SET EXERCISE: Pick out all lines with the word "icon" from the records that follow.

Stored data
____

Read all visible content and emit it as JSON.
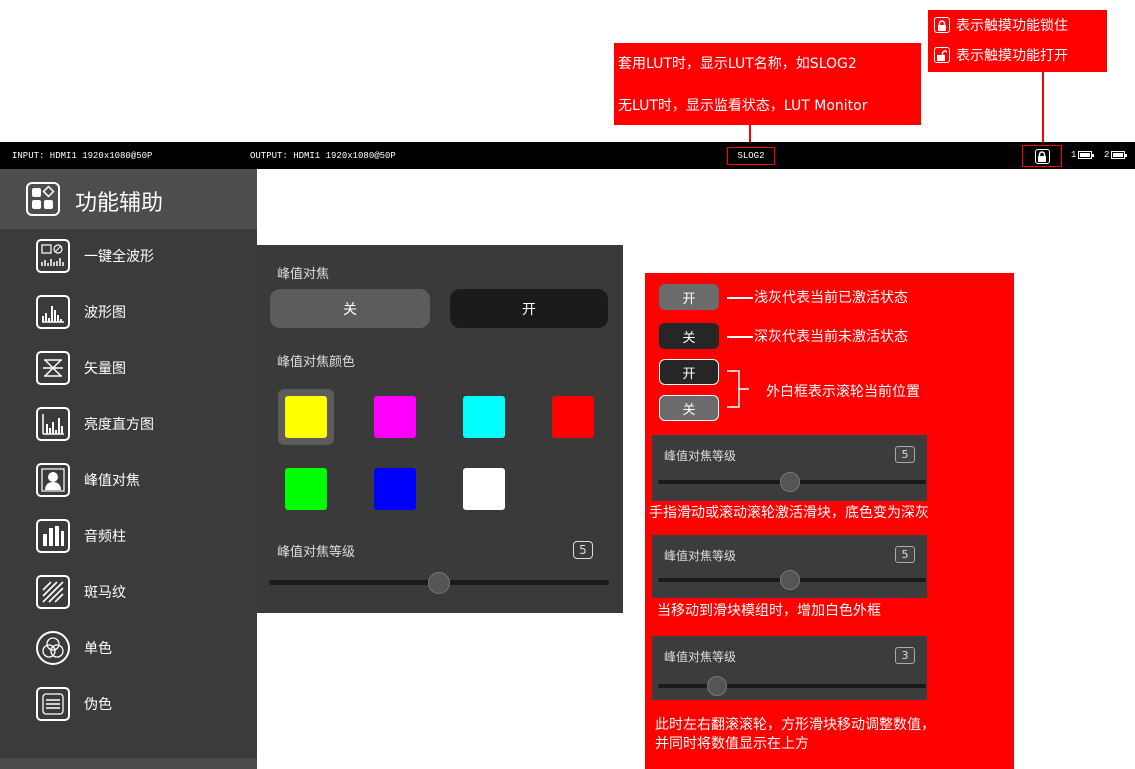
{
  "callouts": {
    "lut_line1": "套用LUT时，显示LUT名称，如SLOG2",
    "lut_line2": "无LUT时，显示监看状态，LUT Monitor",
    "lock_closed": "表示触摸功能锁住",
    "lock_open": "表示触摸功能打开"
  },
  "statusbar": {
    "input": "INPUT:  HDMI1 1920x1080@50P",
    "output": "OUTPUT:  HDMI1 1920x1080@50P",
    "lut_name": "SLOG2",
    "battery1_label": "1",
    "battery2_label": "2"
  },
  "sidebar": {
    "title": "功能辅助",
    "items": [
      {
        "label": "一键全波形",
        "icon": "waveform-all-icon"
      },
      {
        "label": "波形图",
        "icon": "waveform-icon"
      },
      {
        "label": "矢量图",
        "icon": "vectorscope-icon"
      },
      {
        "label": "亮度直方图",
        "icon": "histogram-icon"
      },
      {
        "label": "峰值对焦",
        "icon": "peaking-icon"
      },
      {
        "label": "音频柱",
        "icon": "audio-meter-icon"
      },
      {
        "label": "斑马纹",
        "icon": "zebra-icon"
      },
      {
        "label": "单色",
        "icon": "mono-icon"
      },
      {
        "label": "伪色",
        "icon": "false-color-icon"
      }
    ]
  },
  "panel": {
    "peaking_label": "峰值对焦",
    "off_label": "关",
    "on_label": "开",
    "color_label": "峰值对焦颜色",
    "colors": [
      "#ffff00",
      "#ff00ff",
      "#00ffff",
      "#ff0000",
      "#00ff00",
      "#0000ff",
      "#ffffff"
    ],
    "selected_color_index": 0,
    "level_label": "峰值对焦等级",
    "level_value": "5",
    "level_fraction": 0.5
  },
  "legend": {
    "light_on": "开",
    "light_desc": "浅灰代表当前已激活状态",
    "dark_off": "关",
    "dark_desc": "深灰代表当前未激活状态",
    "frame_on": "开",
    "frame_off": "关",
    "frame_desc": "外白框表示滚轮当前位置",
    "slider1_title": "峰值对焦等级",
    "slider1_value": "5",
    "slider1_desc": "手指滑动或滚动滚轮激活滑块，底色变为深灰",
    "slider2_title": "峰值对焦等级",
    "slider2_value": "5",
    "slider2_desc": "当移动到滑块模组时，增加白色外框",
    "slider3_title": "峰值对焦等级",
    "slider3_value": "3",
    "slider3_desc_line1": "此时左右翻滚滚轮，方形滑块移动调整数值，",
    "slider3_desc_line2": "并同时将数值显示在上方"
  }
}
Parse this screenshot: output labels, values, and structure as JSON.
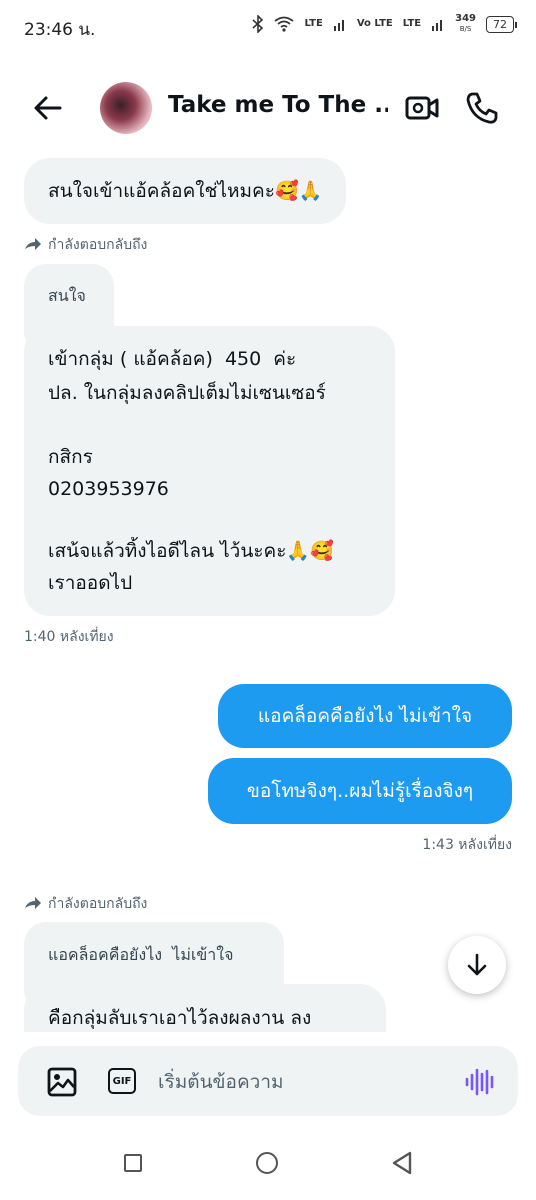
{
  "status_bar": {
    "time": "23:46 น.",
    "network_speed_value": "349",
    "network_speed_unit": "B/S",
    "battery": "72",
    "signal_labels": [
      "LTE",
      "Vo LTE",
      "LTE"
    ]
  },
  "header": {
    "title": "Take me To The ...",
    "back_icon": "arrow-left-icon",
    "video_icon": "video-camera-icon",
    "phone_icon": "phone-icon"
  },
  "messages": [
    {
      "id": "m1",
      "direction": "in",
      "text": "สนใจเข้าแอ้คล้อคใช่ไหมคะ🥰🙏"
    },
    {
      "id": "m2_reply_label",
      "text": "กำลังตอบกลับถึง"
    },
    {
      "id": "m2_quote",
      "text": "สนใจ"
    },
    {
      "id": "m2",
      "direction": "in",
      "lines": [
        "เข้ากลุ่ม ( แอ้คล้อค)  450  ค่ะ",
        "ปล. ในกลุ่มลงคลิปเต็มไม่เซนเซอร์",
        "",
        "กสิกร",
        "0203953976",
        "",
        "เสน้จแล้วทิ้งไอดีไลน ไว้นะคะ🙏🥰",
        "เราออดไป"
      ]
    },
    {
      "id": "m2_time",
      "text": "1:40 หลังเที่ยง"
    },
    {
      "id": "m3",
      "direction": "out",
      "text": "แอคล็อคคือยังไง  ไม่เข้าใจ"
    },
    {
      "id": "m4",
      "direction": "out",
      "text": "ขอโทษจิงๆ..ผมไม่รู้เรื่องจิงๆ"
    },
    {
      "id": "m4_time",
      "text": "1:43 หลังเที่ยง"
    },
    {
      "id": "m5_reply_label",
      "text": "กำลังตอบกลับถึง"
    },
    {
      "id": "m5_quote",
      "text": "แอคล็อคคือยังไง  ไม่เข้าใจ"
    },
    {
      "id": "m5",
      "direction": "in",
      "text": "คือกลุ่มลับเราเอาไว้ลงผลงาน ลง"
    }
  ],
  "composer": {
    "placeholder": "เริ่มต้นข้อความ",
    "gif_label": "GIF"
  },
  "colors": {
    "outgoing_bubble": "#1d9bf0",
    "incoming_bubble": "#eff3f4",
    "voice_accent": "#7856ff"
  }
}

____

EXERCISE RESULT:
        "icon": "waveform-all-icon"
        "icon": "waveform-icon"
        "icon": "vectorscope-icon"
        "icon": "histogram-icon"
        "icon": "peaking-icon"
        "icon": "audio-meter-icon"
        "icon": "zebra-icon"
        "icon": "mono-icon"
        "icon": "false-color-icon"
    "back_icon": "arrow-left-icon",
    "video_icon": "video-camera-icon",
    "phone_icon": "phone-icon"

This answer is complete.